SUPPLIED TEXT ->
--- Start ---
In other words, the approach to the shiniest, brightest tech innovation lacks even the most basic security controls.
OAuth can certainly ferry information about an identity across MCP, but the overall security profile will depend on initial authentication, client SDKs, authorization mapping, proxy/delegation/impersonation, and so on - these are all left a open policy zones as problems for implementers to solve.
A fair question is - should MCP even do this? Is this gap something that a transport (which is designed to be open and pluggable) and also need to solve an identity layer problem? It is a problem for sure, but am not sure that this is a MCP problem as much as it is a problem in an over-reliance on OAuth where the security industry is over-leveraged to security protocols that only deliver a small piece of a solution. This can end fine if implementers handle the upstream and downstream concerns, but that is a lot of design and engineering responsibility for an entire industry to solve.
--- End ---
Items listed in a dataset:
--- Start ---
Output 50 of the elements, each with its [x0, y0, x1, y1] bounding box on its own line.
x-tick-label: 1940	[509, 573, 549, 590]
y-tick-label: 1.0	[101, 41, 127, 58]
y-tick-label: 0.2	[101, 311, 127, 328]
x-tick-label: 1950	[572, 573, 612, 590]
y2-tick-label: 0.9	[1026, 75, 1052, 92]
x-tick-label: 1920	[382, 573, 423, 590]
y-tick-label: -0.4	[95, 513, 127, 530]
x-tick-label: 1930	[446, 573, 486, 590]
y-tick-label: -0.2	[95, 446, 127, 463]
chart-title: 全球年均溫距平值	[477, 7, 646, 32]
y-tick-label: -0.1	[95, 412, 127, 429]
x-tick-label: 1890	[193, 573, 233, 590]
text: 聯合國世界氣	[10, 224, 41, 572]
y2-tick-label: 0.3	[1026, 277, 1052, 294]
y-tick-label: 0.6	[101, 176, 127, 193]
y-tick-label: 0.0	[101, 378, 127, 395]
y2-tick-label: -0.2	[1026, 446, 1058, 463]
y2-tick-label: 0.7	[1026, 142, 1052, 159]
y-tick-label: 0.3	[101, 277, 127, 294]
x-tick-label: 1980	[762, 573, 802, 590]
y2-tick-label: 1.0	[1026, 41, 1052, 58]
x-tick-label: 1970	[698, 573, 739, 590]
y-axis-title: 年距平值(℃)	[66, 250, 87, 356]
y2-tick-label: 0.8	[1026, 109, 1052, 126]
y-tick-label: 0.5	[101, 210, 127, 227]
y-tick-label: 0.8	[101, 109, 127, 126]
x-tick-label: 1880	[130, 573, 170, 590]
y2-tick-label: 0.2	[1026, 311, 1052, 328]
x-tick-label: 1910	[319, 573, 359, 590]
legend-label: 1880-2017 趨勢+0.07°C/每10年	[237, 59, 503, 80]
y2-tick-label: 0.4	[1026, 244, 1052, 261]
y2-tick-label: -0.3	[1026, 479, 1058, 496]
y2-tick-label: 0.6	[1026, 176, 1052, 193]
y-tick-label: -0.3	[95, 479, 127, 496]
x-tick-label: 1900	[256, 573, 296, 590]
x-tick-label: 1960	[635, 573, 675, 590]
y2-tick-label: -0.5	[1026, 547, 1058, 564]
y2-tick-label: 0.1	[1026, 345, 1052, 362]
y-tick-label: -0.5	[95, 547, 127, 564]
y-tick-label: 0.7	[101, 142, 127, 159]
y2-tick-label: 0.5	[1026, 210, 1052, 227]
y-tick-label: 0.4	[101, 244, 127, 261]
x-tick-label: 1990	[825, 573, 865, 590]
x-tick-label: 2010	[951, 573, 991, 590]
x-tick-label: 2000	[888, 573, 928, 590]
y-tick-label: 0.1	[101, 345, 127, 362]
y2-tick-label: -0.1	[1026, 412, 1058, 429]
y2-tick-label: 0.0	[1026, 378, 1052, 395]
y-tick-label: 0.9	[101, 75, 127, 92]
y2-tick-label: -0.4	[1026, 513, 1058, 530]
--- End ---
LIST OF TASKS ->
a) In the passage on MCP security, what does the overall security profile depend on?
b) Continue the passage on MCP security from its last sentence.

RESPONSES TO THE EXERCISE ->
a) It depends on initial authentication, client SDKs, authorization mapping, and proxy/delegation/impersonation.

b)
MCP is just one case study. A lot of SaaS was built when the security environment was more benign than it is now. The assumptions that system builders made that identity protocols like OAuth could deliver a safe computing base do not hold up in the face of developments like Infostealing malware.
To sum up, great credit to Pat Opet for raising such an important discussion, this is all the more useful coming from a JPMC megaphone. It would be nice if other large buyers would follow his example. Make security architecture mean something, not a "secure by design" paper tiger, but driving security design improvements towards meaningful change in the software we all depend on.